• Records supplied:
--- START ---

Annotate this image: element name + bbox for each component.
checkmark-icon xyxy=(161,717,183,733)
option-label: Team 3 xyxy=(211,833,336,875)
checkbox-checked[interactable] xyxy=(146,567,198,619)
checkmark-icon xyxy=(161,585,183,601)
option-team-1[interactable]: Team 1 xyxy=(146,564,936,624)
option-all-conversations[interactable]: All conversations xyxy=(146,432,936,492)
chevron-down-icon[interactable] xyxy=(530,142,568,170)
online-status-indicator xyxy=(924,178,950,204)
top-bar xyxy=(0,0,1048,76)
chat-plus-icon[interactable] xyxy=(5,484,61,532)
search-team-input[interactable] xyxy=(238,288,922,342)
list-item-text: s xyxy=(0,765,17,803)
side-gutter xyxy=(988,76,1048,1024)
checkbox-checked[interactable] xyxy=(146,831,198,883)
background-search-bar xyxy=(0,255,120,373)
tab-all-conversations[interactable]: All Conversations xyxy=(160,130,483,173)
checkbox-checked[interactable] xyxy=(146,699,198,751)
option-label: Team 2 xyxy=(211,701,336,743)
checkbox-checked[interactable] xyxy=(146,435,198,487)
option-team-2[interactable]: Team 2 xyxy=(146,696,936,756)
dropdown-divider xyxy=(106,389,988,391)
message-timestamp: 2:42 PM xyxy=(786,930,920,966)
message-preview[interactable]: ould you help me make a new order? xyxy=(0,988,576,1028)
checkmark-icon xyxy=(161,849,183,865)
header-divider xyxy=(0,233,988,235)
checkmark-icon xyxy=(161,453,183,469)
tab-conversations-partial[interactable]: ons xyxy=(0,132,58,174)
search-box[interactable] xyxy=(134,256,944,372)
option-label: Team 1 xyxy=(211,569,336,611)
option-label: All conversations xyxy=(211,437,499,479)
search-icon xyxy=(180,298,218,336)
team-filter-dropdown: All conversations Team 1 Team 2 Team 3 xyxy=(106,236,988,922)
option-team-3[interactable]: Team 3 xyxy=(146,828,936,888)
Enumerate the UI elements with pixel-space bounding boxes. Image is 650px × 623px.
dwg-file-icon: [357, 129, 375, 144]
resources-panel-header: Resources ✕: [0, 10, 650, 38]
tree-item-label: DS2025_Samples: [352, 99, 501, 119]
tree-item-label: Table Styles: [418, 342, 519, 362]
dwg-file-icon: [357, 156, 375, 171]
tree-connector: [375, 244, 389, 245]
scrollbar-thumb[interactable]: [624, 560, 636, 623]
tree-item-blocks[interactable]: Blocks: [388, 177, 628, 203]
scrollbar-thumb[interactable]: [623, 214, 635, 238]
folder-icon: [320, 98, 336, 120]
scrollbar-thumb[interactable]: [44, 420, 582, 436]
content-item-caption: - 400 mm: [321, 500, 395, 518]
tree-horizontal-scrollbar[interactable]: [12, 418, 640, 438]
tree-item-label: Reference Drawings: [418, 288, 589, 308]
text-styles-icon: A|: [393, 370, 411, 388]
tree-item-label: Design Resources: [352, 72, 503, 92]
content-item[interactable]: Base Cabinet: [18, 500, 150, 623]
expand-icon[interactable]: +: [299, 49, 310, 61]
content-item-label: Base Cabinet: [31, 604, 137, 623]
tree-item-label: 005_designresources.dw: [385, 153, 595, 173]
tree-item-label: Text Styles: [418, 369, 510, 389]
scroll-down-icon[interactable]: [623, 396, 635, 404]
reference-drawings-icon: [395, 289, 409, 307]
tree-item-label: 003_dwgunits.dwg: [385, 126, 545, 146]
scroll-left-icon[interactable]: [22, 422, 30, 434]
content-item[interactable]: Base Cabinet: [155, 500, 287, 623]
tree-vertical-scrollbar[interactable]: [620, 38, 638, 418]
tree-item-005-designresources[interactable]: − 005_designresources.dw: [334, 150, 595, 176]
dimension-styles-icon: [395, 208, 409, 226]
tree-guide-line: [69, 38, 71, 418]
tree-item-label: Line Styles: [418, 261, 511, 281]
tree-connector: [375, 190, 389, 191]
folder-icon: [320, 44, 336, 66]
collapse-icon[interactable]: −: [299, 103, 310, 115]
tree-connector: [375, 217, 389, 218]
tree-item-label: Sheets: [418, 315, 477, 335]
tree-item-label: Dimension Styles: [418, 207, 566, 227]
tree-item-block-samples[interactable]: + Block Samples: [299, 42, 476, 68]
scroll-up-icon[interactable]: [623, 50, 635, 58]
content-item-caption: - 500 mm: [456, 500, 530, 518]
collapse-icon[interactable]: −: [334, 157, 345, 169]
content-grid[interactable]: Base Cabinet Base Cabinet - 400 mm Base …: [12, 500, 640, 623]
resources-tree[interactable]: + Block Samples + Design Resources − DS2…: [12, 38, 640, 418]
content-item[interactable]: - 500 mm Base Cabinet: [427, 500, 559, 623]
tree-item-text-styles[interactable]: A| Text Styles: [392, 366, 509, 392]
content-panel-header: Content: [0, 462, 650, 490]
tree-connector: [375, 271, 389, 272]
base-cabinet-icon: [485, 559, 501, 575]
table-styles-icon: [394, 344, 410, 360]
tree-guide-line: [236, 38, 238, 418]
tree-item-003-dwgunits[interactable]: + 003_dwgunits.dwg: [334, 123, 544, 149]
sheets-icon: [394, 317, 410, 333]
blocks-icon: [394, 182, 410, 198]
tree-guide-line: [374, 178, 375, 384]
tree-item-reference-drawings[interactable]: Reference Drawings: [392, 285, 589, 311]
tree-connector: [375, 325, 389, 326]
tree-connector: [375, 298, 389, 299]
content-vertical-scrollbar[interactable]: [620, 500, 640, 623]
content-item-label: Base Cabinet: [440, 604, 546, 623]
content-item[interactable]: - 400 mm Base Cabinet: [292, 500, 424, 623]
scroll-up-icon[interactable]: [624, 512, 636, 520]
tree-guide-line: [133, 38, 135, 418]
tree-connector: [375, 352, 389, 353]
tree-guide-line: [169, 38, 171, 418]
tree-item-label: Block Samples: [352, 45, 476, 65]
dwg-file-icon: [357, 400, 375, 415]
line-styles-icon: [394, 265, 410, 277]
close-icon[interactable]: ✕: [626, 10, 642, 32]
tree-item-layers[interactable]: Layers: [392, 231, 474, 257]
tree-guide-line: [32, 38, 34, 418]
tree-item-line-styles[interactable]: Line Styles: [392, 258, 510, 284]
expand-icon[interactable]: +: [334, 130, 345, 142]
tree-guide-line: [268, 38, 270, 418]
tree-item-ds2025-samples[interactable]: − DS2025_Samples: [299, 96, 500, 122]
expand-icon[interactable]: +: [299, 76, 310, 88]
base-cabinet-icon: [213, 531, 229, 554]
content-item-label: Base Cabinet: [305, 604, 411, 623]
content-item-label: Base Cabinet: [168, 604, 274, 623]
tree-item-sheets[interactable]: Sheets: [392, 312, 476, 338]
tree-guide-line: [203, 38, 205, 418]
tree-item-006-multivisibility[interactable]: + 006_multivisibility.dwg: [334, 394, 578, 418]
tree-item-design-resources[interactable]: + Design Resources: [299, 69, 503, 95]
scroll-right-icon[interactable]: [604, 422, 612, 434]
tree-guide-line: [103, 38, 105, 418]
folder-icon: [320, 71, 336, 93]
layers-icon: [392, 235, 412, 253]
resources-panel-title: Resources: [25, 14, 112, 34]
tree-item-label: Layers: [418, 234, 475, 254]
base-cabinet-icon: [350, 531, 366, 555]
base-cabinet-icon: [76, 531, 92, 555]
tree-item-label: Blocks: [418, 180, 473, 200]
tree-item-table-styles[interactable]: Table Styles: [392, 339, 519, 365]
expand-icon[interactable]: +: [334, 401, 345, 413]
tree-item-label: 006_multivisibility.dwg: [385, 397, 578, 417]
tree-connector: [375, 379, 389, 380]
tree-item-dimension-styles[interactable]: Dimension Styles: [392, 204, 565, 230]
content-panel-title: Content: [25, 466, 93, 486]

--- END ---

• What the task requires:
Rewrite the lines from the first one through the line with "header-divider xyxy=(0,233,988,235)", putting "checkbox-selected" wherever "checkbox-checked" appears and leaving everything else unchanged.

• Written answer:
Annotate this image: element name + bbox for each component.
checkmark-icon xyxy=(161,717,183,733)
option-label: Team 3 xyxy=(211,833,336,875)
checkbox-selected[interactable] xyxy=(146,567,198,619)
checkmark-icon xyxy=(161,585,183,601)
option-team-1[interactable]: Team 1 xyxy=(146,564,936,624)
option-all-conversations[interactable]: All conversations xyxy=(146,432,936,492)
chevron-down-icon[interactable] xyxy=(530,142,568,170)
online-status-indicator xyxy=(924,178,950,204)
top-bar xyxy=(0,0,1048,76)
chat-plus-icon[interactable] xyxy=(5,484,61,532)
search-team-input[interactable] xyxy=(238,288,922,342)
list-item-text: s xyxy=(0,765,17,803)
side-gutter xyxy=(988,76,1048,1024)
checkbox-selected[interactable] xyxy=(146,831,198,883)
background-search-bar xyxy=(0,255,120,373)
tab-all-conversations[interactable]: All Conversations xyxy=(160,130,483,173)
checkbox-selected[interactable] xyxy=(146,699,198,751)
option-label: Team 2 xyxy=(211,701,336,743)
checkbox-selected[interactable] xyxy=(146,435,198,487)
option-team-2[interactable]: Team 2 xyxy=(146,696,936,756)
dropdown-divider xyxy=(106,389,988,391)
message-timestamp: 2:42 PM xyxy=(786,930,920,966)
message-preview[interactable]: ould you help me make a new order? xyxy=(0,988,576,1028)
checkmark-icon xyxy=(161,849,183,865)
header-divider xyxy=(0,233,988,235)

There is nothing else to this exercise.